Work to do: Examine the entries and show every line in which the word "Accredited" is found.
Start of Task data
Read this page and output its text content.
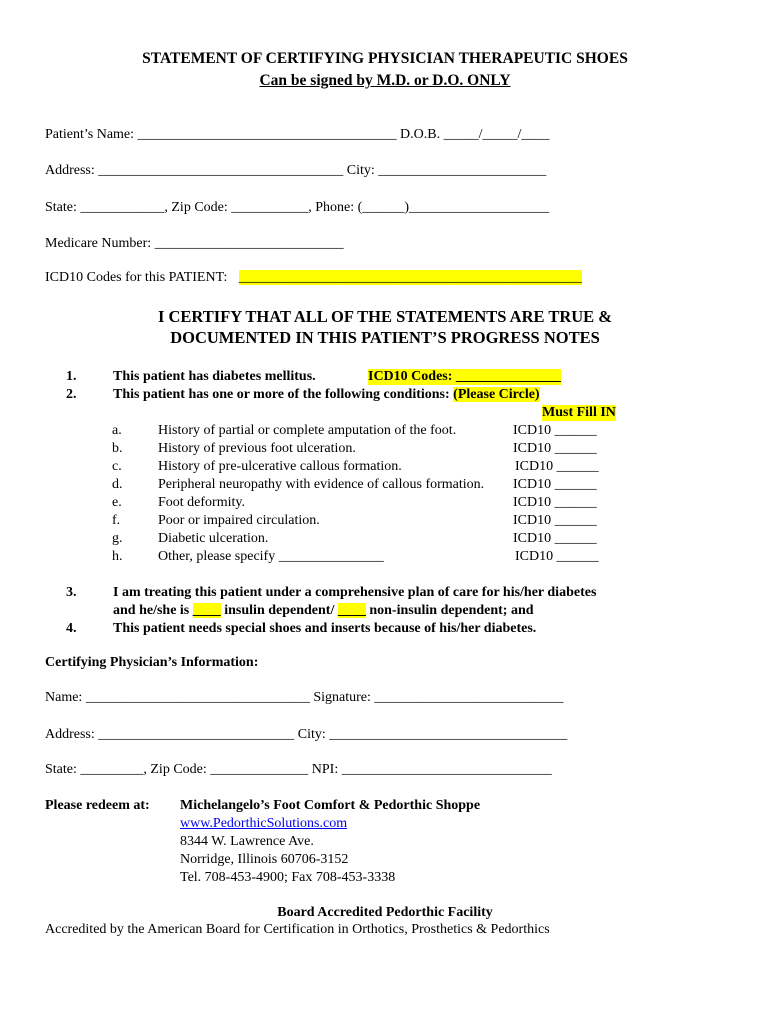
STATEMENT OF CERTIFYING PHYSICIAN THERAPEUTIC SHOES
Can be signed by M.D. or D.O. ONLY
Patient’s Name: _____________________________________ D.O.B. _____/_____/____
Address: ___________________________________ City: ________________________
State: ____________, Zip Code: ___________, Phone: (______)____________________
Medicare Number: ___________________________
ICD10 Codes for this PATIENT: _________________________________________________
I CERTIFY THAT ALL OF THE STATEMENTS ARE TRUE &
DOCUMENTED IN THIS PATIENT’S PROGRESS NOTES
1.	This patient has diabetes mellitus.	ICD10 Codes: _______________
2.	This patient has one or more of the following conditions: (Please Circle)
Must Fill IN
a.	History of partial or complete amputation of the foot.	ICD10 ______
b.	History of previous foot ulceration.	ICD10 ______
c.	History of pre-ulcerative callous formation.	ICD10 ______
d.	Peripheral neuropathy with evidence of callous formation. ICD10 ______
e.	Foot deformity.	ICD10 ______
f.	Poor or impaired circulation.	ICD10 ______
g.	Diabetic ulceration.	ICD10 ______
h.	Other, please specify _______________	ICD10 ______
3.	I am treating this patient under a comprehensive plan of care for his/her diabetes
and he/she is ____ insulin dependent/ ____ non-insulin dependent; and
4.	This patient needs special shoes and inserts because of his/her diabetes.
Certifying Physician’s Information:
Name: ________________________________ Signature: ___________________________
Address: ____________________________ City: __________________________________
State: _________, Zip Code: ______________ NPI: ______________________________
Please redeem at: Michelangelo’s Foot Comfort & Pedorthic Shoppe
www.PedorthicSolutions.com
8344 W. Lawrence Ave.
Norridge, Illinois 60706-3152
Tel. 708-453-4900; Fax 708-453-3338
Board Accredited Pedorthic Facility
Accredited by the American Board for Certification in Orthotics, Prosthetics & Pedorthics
End of Task data
Start of Task data
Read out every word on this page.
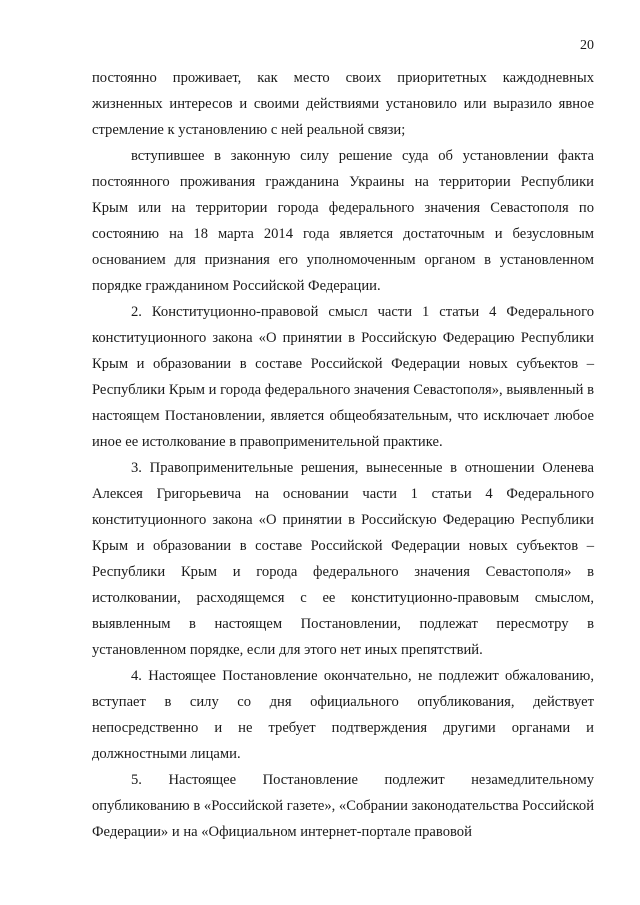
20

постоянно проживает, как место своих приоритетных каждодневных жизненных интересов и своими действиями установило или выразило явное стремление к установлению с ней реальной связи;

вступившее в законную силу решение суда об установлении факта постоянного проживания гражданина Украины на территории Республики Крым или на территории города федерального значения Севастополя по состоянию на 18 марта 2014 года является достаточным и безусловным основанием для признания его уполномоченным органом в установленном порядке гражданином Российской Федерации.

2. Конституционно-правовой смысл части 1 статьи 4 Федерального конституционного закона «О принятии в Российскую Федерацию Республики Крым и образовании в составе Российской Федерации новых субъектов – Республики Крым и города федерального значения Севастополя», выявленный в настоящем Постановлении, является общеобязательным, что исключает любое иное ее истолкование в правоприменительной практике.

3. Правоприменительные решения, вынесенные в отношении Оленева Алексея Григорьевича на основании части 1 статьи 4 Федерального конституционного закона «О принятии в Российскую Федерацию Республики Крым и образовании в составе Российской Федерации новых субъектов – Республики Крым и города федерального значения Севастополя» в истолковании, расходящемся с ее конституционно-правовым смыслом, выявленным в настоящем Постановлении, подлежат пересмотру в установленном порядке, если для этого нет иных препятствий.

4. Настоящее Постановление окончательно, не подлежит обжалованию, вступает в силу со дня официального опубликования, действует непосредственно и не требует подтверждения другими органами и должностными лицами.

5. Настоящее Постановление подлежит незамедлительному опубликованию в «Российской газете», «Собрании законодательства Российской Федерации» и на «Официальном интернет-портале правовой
End of Task data
Completed task:
Board Accredited Pedorthic Facility
Accredited by the American Board for Certification in Orthotics, Prosthetics & Pedorthics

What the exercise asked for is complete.